### WHAT YOU HAVE TO DO
Count lines holding the string "grid" in the data that follows. Reply with one number only.

[Records from a collection]
◇ ◇ ◇ ◇ ◇
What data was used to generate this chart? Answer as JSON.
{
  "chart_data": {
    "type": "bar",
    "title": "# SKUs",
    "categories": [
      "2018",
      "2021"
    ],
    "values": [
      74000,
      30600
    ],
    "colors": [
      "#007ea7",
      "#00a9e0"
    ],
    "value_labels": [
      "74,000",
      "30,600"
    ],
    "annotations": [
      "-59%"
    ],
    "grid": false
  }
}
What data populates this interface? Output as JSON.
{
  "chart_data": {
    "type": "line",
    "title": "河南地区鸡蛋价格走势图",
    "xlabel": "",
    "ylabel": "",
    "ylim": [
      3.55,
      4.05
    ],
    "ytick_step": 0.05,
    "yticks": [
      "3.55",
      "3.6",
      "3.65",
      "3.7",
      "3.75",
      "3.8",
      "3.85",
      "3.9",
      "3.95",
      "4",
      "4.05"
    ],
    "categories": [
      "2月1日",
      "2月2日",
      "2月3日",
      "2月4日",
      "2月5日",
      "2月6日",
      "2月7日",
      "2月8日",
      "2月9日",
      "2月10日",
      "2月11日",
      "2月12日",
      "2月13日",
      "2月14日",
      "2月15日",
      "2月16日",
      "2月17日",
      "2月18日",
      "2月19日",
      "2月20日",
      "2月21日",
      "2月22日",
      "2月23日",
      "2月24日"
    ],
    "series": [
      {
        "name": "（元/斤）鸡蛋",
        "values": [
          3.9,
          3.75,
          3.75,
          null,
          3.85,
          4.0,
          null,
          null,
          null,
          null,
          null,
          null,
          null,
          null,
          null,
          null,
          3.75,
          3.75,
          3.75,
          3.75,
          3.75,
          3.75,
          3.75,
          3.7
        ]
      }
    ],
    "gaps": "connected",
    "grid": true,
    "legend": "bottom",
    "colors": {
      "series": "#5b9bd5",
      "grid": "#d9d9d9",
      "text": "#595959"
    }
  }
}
◇ ◇ ◇ ◇ ◇
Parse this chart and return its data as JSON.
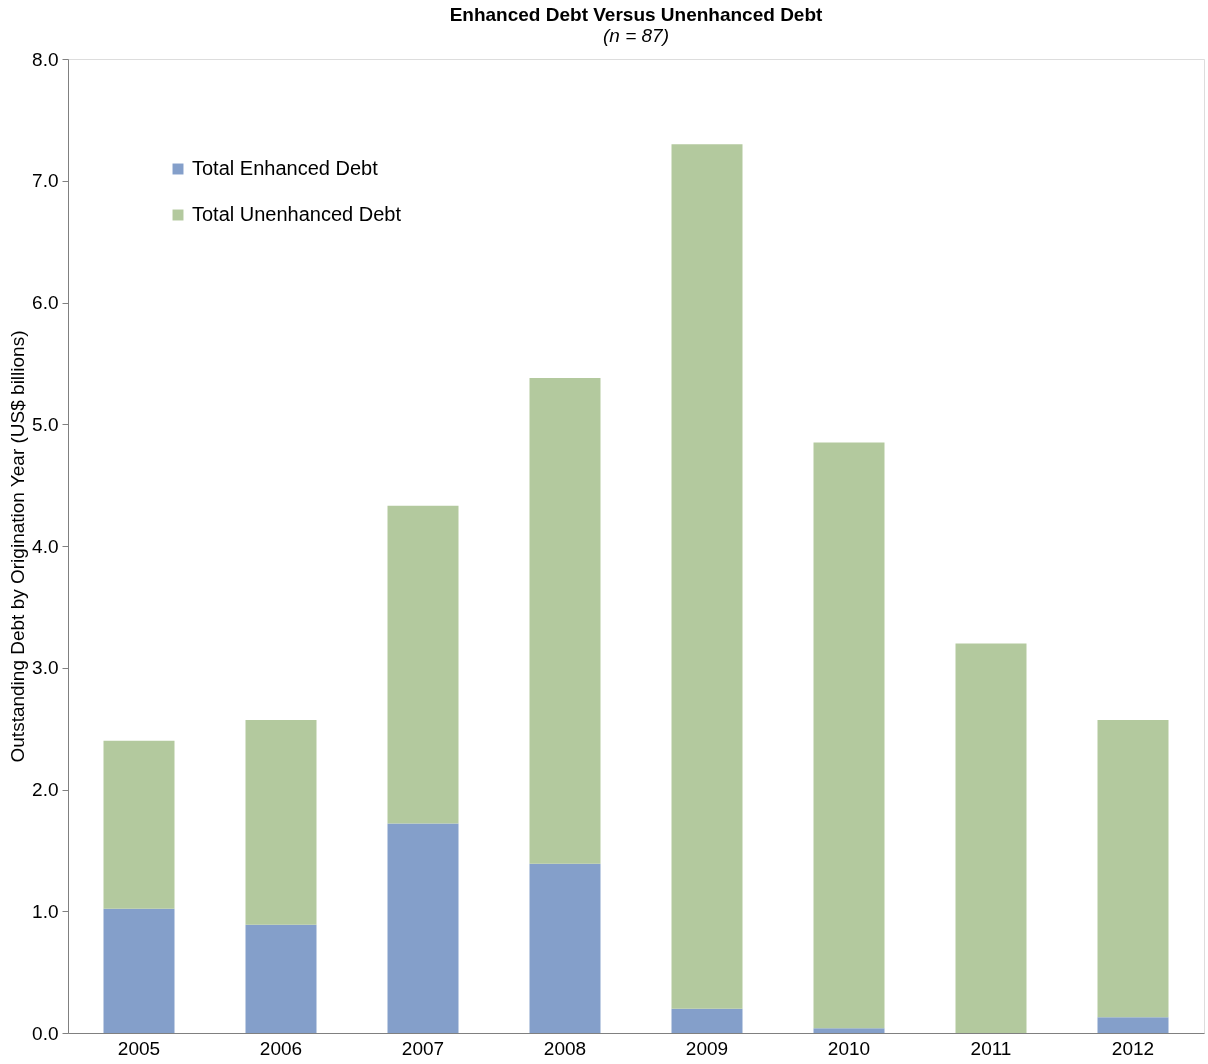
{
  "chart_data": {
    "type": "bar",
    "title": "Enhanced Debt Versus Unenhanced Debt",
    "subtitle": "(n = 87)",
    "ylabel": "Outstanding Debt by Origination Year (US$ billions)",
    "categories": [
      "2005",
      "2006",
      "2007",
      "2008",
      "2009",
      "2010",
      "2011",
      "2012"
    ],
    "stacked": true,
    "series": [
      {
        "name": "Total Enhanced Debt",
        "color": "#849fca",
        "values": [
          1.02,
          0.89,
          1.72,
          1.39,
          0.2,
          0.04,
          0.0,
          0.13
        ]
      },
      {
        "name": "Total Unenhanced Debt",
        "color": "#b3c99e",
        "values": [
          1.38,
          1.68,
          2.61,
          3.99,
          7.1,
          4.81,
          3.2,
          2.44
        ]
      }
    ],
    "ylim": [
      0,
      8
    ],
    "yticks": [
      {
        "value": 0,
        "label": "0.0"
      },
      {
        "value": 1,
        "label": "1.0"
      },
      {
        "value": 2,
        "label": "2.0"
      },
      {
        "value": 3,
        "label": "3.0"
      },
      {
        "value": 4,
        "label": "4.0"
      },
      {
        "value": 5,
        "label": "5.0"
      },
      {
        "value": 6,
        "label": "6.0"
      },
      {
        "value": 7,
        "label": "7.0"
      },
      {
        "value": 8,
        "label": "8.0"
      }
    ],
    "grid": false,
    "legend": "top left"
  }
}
◇ ◇ ◇ ◇ ◇
### REPLY
4